■ **WHAT IS REQUIRED**:
From the entries below, please gather each line containing the string "Currency".

____

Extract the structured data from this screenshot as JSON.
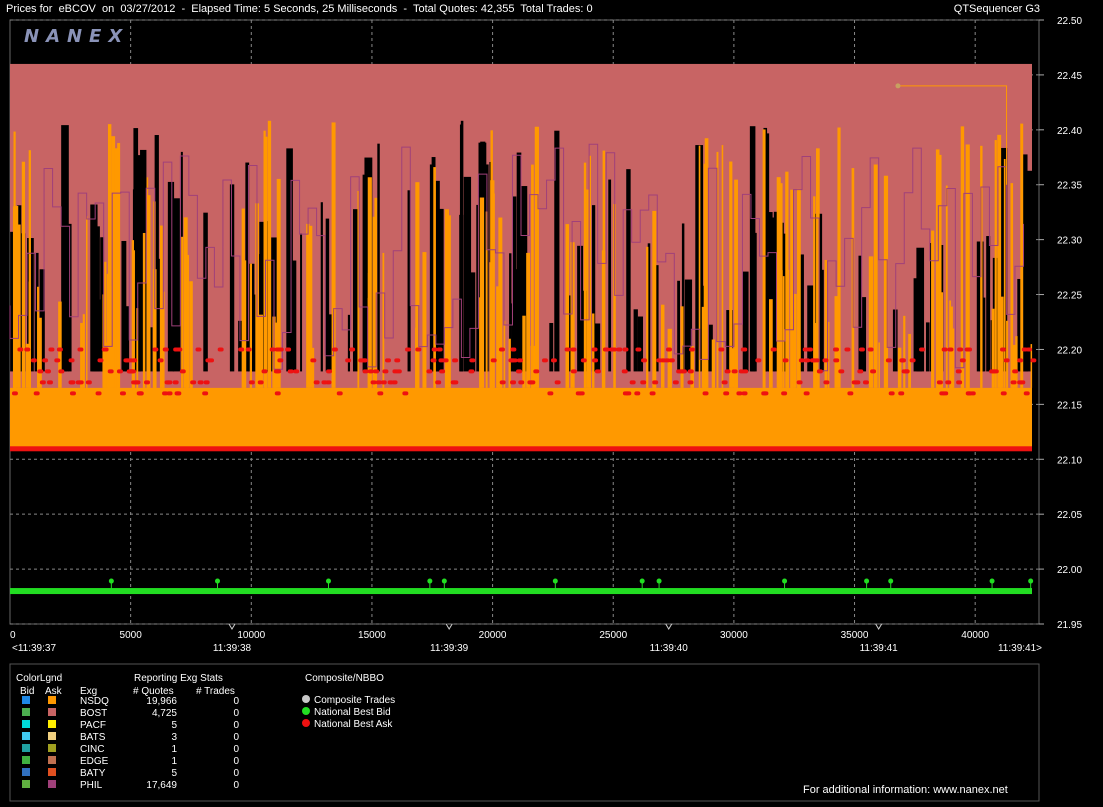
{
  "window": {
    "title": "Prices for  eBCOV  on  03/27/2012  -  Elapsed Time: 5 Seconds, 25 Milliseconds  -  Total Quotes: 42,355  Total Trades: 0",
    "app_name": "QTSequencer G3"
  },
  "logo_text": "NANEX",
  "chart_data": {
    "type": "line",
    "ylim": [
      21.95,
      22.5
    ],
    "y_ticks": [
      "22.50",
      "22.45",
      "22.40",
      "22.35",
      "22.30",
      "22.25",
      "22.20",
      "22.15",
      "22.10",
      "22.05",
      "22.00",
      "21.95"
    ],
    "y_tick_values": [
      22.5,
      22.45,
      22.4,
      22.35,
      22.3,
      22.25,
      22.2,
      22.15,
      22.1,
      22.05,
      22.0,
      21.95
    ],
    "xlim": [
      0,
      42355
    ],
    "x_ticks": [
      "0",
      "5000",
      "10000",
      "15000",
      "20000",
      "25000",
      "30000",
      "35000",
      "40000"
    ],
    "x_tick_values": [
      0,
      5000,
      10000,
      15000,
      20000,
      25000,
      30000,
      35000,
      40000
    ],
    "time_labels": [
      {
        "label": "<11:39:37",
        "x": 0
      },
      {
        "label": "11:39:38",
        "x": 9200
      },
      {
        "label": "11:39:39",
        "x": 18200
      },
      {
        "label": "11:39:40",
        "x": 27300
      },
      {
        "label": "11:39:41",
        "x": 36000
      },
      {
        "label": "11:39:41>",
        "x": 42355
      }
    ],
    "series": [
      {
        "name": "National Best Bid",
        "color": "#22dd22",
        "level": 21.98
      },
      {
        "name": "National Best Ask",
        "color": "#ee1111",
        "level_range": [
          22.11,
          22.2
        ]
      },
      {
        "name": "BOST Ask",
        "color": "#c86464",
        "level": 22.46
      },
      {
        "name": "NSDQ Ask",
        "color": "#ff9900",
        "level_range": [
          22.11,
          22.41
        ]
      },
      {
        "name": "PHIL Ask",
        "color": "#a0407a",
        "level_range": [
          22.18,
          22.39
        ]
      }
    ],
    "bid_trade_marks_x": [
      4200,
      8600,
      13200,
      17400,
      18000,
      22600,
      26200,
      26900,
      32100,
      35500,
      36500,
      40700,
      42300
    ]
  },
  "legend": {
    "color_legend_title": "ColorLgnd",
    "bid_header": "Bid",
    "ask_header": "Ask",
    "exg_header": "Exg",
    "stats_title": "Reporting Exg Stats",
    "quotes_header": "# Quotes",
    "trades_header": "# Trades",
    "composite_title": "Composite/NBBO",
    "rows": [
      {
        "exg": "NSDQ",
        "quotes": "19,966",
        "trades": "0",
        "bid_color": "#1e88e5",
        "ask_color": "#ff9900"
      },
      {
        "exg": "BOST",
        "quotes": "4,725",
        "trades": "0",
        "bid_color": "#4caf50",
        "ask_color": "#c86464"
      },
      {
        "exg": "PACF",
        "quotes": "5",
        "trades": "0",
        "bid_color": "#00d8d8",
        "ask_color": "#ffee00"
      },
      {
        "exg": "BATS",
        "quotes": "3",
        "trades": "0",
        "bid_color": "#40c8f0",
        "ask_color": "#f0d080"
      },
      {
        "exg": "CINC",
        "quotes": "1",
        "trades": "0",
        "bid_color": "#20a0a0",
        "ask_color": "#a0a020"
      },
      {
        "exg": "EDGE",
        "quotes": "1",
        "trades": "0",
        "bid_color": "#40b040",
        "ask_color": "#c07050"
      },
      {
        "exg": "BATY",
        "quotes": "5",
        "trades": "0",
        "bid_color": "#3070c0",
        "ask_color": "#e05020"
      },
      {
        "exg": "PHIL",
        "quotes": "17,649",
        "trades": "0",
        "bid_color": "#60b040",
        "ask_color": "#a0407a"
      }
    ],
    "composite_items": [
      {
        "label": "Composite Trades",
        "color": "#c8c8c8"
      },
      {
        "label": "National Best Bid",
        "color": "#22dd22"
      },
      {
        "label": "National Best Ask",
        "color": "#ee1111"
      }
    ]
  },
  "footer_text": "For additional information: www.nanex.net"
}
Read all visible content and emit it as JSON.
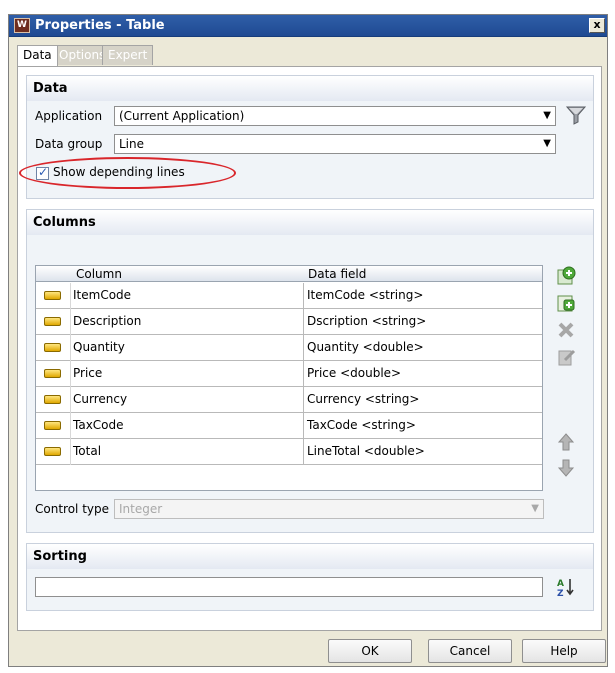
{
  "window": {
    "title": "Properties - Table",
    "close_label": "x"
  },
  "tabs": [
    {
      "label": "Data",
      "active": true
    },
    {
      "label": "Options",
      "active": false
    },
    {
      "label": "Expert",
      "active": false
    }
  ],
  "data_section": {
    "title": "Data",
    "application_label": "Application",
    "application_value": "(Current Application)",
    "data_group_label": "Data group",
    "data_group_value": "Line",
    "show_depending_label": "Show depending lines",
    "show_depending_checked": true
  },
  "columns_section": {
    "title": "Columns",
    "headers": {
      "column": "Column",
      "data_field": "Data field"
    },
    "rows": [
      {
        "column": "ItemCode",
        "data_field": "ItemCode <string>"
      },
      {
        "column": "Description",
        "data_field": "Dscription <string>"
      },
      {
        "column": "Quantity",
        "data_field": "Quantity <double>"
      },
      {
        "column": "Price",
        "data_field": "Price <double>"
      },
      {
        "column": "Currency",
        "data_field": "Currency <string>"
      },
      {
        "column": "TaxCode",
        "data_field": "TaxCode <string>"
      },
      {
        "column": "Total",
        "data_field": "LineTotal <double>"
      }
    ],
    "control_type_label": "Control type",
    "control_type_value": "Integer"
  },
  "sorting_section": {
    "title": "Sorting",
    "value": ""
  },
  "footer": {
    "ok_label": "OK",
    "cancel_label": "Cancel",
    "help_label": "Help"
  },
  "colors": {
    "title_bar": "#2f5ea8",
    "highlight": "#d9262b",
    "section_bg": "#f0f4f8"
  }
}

____

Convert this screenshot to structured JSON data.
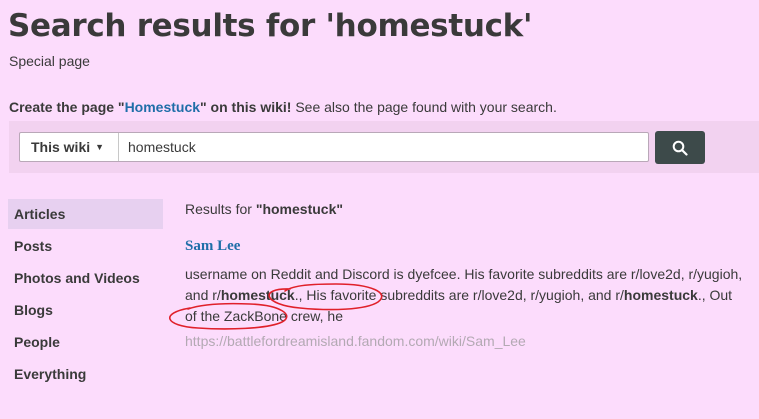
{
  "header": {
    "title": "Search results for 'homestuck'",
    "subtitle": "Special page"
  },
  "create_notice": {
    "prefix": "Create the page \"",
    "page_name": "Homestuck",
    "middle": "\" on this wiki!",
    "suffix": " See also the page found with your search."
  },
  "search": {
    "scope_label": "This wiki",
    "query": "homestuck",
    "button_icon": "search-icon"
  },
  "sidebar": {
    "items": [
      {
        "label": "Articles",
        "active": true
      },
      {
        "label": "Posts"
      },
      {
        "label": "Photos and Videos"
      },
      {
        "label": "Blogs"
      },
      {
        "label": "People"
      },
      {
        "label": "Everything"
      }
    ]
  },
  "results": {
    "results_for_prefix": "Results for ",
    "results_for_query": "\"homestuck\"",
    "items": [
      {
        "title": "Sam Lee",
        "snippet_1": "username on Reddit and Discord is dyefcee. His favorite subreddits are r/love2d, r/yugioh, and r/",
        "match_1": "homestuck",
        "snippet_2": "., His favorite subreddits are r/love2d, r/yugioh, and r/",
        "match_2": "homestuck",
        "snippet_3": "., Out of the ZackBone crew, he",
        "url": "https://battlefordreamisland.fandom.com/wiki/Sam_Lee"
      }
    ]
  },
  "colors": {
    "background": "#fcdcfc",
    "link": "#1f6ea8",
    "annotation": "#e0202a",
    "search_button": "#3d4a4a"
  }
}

____

■ **EXPECTED OUTPUT**:
        "column": "Currency",
        "data_field": "Currency <string>"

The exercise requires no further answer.